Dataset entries
________________________________________

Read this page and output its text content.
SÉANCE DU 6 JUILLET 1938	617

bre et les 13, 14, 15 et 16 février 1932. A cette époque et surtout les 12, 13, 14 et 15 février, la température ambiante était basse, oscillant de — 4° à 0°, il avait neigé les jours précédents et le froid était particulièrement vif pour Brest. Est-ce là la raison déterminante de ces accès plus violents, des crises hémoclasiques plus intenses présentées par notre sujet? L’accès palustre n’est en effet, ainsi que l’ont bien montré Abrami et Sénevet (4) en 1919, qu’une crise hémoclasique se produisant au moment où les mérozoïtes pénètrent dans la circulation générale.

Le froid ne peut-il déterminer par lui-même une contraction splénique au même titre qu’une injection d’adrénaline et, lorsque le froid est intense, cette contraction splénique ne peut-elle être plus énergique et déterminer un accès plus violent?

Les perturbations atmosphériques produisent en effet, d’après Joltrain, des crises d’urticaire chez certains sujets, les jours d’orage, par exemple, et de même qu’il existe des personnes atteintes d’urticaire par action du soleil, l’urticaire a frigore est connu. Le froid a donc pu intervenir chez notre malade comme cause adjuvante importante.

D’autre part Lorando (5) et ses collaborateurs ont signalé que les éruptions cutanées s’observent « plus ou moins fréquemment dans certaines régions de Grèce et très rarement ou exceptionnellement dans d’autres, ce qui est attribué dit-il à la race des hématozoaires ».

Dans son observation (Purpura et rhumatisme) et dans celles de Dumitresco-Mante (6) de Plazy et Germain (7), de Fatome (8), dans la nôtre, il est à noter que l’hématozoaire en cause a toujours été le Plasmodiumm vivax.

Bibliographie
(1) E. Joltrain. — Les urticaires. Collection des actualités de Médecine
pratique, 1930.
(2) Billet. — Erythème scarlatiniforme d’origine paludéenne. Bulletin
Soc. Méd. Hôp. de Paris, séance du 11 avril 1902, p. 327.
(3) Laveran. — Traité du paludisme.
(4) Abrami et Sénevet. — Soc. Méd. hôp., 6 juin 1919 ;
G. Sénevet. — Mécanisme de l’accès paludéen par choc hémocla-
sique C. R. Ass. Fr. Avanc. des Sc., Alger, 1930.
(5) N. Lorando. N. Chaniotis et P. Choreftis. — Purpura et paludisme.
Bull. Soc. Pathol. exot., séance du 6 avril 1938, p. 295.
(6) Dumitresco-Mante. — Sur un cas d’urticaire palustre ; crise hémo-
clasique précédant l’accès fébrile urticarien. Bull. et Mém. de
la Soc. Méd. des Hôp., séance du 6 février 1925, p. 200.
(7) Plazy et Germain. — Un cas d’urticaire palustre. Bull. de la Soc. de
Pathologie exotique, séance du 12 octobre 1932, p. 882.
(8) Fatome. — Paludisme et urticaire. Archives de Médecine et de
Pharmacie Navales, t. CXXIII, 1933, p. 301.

________________________________________

*WHAT YOU HAVE TO DO*. All of the entries should be written out again exactly.

*TASK ANSWER*.
Read this page and output its text content.
SÉANCE DU 6 JUILLET 1938	617

bre et les 13, 14, 15 et 16 février 1932. A cette époque et surtout les 12, 13, 14 et 15 février, la température ambiante était basse, oscillant de — 4° à 0°, il avait neigé les jours précédents et le froid était particulièrement vif pour Brest. Est-ce là la raison déterminante de ces accès plus violents, des crises hémoclasiques plus intenses présentées par notre sujet? L’accès palustre n’est en effet, ainsi que l’ont bien montré Abrami et Sénevet (4) en 1919, qu’une crise hémoclasique se produisant au moment où les mérozoïtes pénètrent dans la circulation générale.

Le froid ne peut-il déterminer par lui-même une contraction splénique au même titre qu’une injection d’adrénaline et, lorsque le froid est intense, cette contraction splénique ne peut-elle être plus énergique et déterminer un accès plus violent?

Les perturbations atmosphériques produisent en effet, d’après Joltrain, des crises d’urticaire chez certains sujets, les jours d’orage, par exemple, et de même qu’il existe des personnes atteintes d’urticaire par action du soleil, l’urticaire a frigore est connu. Le froid a donc pu intervenir chez notre malade comme cause adjuvante importante.

D’autre part Lorando (5) et ses collaborateurs ont signalé que les éruptions cutanées s’observent « plus ou moins fréquemment dans certaines régions de Grèce et très rarement ou exceptionnellement dans d’autres, ce qui est attribué dit-il à la race des hématozoaires ».

Dans son observation (Purpura et rhumatisme) et dans celles de Dumitresco-Mante (6) de Plazy et Germain (7), de Fatome (8), dans la nôtre, il est à noter que l’hématozoaire en cause a toujours été le Plasmodiumm vivax.

Bibliographie
(1) E. Joltrain. — Les urticaires. Collection des actualités de Médecine
pratique, 1930.
(2) Billet. — Erythème scarlatiniforme d’origine paludéenne. Bulletin
Soc. Méd. Hôp. de Paris, séance du 11 avril 1902, p. 327.
(3) Laveran. — Traité du paludisme.
(4) Abrami et Sénevet. — Soc. Méd. hôp., 6 juin 1919 ;
G. Sénevet. — Mécanisme de l’accès paludéen par choc hémocla-
sique C. R. Ass. Fr. Avanc. des Sc., Alger, 1930.
(5) N. Lorando. N. Chaniotis et P. Choreftis. — Purpura et paludisme.
Bull. Soc. Pathol. exot., séance du 6 avril 1938, p. 295.
(6) Dumitresco-Mante. — Sur un cas d’urticaire palustre ; crise hémo-
clasique précédant l’accès fébrile urticarien. Bull. et Mém. de
la Soc. Méd. des Hôp., séance du 6 février 1925, p. 200.
(7) Plazy et Germain. — Un cas d’urticaire palustre. Bull. de la Soc. de
Pathologie exotique, séance du 12 octobre 1932, p. 882.
(8) Fatome. — Paludisme et urticaire. Archives de Médecine et de
Pharmacie Navales, t. CXXIII, 1933, p. 301.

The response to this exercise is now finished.